> DATA FOR THIS TASK:
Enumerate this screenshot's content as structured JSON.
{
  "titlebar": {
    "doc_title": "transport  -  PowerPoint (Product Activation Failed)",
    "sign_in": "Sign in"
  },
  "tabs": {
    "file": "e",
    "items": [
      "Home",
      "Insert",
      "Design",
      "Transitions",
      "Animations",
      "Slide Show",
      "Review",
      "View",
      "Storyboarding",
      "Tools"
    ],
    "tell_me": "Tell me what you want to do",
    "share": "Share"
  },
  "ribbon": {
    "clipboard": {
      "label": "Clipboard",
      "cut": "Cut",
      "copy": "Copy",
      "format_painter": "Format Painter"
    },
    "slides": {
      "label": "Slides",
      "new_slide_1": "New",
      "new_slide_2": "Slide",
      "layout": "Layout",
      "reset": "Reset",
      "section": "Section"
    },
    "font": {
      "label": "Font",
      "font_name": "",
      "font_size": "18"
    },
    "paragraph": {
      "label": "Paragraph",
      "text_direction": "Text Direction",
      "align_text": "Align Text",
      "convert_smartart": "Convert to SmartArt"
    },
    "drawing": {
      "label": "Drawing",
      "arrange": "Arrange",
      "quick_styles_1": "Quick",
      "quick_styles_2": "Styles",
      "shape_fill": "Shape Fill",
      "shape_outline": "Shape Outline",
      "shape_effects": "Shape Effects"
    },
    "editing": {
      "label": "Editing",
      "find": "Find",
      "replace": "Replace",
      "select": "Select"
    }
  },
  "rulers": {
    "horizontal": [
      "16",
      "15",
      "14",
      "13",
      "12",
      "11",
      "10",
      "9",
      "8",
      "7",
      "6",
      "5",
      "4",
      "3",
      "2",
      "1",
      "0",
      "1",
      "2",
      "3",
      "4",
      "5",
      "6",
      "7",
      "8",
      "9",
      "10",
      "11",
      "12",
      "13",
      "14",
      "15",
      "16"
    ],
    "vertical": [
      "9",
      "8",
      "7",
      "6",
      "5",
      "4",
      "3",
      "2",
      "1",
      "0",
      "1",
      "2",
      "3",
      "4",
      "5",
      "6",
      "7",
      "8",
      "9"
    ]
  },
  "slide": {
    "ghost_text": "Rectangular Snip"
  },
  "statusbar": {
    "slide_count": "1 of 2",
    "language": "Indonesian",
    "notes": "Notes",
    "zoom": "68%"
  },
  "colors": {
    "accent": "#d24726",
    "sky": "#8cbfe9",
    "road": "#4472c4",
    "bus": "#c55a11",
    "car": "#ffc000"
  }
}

> WORK TO DO: Which lines include the word "label"? List them all.

> WORKED SOLUTION:
      "label": "Clipboard",
      "label": "Slides",
      "label": "Font",
      "label": "Paragraph",
      "label": "Drawing",
      "label": "Editing",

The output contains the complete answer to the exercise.